** REQUIRED WORK **
Reproduce the stretch of entries from the line containing "list-icon: [18, 244, 28, 254]" through the line containing "table-cell: 1000: [784, 196, 877, 225]", character for character.

(Data listing)
◇ ◇ ◇ ◇ ◇
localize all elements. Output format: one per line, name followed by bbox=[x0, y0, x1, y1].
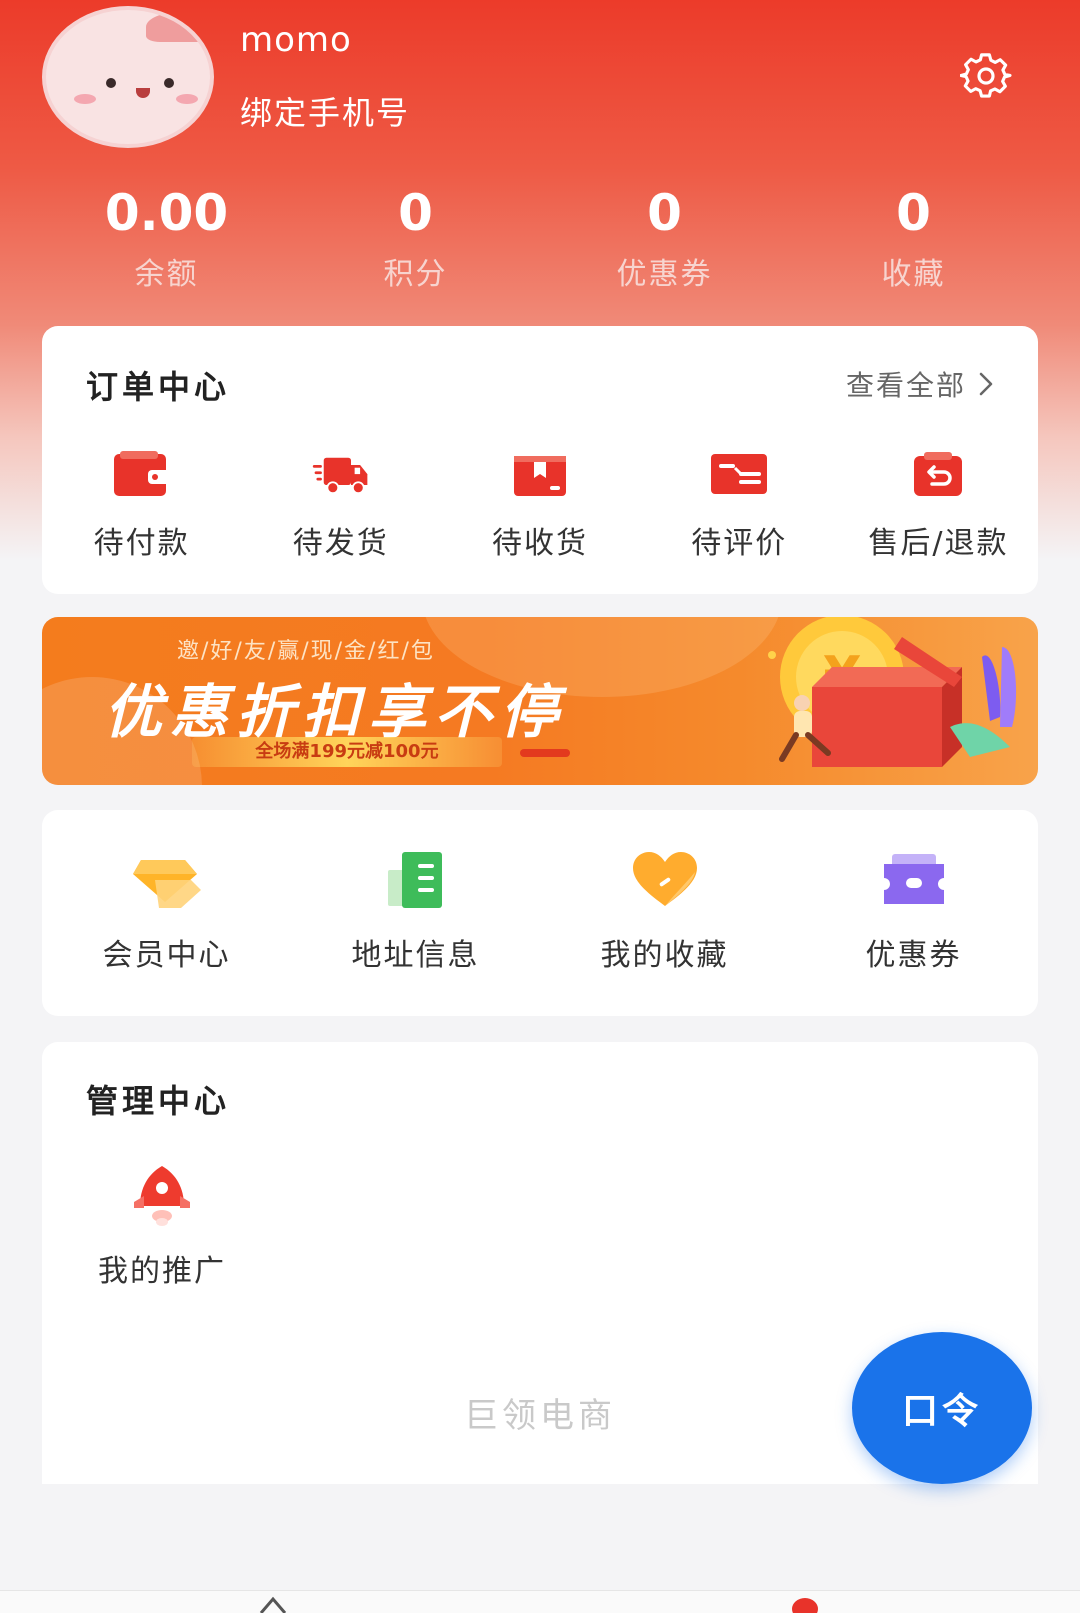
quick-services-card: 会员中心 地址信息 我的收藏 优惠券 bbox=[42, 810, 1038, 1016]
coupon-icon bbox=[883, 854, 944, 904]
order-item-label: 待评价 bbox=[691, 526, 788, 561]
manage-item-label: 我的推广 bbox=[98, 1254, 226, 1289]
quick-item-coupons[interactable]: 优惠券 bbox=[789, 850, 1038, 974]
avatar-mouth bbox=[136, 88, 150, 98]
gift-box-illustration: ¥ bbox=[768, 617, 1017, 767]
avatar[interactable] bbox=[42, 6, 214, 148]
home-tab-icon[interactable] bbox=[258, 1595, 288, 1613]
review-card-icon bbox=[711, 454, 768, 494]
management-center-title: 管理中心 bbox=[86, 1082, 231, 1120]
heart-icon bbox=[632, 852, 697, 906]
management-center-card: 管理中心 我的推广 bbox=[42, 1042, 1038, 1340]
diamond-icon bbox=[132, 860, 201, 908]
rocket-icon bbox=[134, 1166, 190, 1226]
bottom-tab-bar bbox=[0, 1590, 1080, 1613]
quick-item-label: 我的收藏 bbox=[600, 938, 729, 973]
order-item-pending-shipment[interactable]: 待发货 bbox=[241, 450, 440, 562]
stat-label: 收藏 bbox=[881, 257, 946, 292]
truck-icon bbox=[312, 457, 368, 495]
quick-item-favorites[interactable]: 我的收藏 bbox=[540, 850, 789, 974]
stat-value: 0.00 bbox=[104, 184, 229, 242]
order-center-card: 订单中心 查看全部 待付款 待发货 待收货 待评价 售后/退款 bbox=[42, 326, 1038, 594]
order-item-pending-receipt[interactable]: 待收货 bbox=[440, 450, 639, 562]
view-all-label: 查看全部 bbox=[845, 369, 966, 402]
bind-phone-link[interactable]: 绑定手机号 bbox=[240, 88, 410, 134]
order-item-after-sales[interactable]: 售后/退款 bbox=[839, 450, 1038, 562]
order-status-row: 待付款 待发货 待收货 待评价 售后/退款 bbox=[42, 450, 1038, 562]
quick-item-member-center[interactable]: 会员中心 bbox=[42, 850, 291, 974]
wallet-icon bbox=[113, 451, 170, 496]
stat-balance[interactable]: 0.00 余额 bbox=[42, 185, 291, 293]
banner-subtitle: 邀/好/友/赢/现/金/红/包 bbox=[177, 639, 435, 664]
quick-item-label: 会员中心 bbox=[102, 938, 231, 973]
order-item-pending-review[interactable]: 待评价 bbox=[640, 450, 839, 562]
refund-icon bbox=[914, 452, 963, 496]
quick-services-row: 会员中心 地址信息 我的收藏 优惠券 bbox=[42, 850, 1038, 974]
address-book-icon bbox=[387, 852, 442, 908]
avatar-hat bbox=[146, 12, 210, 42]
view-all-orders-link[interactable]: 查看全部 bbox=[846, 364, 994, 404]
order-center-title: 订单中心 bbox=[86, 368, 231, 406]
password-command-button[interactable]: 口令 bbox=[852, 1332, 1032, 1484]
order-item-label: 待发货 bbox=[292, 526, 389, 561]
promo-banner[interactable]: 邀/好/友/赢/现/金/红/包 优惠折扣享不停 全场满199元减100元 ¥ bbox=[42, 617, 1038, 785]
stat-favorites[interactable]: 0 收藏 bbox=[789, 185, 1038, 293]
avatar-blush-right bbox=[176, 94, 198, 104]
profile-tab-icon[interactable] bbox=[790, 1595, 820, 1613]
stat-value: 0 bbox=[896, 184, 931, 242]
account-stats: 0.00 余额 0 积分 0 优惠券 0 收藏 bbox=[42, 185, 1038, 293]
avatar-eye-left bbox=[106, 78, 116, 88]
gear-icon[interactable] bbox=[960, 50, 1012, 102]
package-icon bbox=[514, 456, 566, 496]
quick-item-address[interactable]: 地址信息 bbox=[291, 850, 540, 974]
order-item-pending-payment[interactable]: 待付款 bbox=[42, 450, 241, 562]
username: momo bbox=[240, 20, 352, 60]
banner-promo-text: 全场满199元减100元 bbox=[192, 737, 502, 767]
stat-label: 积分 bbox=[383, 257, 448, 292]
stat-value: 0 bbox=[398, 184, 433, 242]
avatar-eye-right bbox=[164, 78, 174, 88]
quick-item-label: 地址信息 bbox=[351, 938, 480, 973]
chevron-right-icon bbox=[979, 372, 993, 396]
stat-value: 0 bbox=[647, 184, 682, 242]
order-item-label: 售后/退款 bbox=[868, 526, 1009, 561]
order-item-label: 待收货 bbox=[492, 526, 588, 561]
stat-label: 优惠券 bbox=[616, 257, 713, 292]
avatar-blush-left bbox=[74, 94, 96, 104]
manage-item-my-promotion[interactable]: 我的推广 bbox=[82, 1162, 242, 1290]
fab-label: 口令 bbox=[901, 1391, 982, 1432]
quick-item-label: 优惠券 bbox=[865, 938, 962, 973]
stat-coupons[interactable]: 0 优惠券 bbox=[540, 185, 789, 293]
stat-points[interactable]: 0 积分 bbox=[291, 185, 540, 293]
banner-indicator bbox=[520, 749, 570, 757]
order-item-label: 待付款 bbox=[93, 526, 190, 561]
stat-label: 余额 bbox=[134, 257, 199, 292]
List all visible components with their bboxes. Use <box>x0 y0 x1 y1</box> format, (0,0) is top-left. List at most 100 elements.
◇ ◇ ◇ ◇ ◇
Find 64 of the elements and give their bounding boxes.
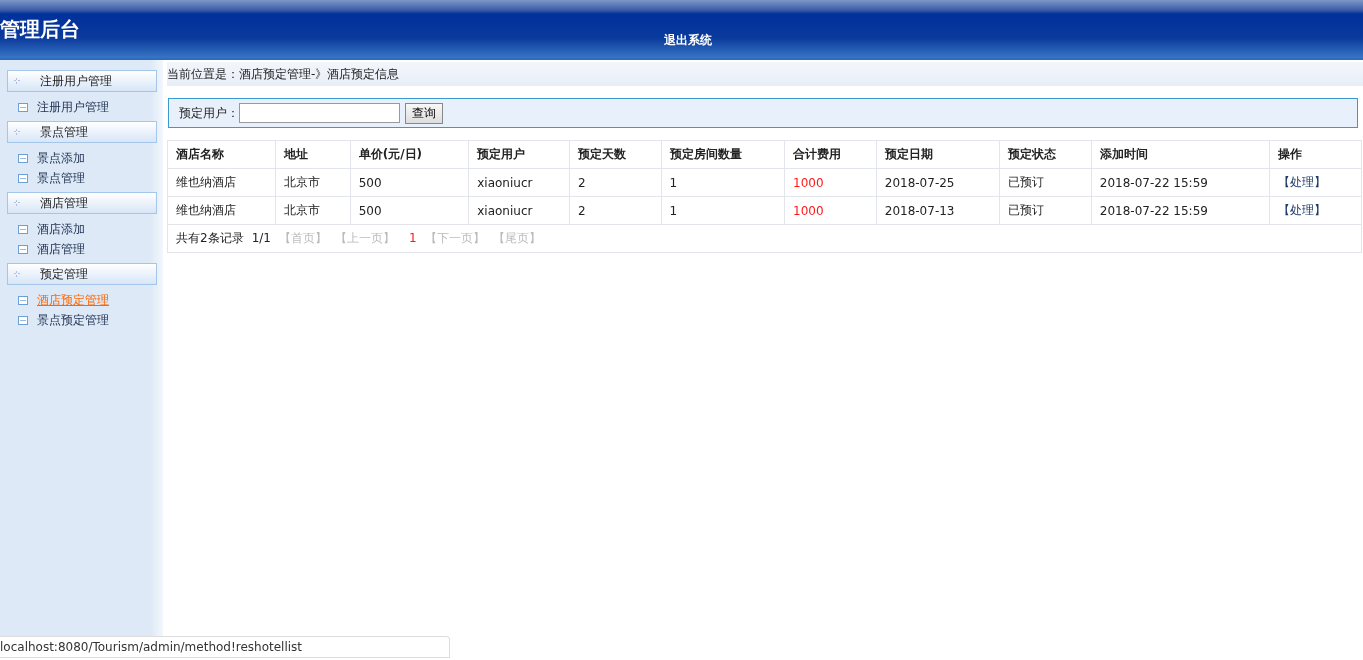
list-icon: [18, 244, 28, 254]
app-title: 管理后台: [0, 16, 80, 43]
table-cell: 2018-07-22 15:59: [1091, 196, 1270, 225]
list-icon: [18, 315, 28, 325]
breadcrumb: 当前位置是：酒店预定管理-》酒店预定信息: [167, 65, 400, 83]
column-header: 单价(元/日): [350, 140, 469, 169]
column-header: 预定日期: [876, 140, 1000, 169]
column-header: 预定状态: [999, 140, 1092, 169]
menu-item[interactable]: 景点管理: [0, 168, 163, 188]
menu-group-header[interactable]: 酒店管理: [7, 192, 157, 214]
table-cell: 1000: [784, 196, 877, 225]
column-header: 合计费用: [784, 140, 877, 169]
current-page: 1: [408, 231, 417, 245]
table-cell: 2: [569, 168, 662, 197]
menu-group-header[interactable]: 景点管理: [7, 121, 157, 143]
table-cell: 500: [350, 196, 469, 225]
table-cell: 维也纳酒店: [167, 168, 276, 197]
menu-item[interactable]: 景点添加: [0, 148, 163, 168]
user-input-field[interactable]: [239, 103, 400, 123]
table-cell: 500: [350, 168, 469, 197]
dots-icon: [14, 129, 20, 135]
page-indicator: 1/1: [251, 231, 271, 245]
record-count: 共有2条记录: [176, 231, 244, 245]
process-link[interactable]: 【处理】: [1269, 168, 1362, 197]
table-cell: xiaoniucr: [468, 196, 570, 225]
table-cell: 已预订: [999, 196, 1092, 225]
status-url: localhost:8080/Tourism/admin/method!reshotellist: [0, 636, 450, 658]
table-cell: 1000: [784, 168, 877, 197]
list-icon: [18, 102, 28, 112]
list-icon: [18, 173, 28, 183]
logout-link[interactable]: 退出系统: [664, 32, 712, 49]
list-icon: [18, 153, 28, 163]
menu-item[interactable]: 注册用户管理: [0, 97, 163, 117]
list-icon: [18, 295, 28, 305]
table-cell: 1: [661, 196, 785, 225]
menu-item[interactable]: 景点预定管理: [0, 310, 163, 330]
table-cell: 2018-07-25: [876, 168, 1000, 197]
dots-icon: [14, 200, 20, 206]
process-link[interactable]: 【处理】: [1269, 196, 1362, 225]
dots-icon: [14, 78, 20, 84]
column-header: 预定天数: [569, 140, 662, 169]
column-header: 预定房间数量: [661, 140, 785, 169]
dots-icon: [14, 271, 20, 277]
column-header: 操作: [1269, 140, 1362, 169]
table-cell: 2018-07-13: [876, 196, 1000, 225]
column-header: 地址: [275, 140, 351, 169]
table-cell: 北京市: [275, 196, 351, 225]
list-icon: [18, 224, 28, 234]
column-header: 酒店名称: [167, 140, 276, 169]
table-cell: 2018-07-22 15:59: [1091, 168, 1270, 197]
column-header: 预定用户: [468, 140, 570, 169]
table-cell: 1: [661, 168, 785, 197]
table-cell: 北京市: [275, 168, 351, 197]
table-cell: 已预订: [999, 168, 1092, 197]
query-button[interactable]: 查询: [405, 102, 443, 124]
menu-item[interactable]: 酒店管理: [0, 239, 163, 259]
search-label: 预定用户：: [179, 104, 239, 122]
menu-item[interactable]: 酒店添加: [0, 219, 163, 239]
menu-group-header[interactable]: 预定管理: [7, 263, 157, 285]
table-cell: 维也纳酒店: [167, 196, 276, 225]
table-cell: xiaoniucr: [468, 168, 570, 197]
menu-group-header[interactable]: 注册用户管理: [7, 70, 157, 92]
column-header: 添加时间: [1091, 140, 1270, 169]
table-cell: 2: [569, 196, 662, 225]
◇ ◇ ◇ ◇ ◇
** ANSWER BELOW **
list-icon: [18, 244, 28, 254]
app-title: 管理后台: [0, 16, 80, 43]
table-cell: 2018-07-22 15:59: [1091, 196, 1270, 225]
list-icon: [18, 315, 28, 325]
breadcrumb: 当前位置是：酒店预定管理-》酒店预定信息: [167, 65, 400, 83]
column-header: 单价(元/日): [350, 140, 469, 169]
column-header: 预定日期: [876, 140, 1000, 169]
column-header: 预定状态: [999, 140, 1092, 169]
menu-item[interactable]: 景点管理: [0, 168, 163, 188]
menu-group-header[interactable]: 酒店管理: [7, 192, 157, 214]
table-cell: 1000: [784, 196, 877, 225]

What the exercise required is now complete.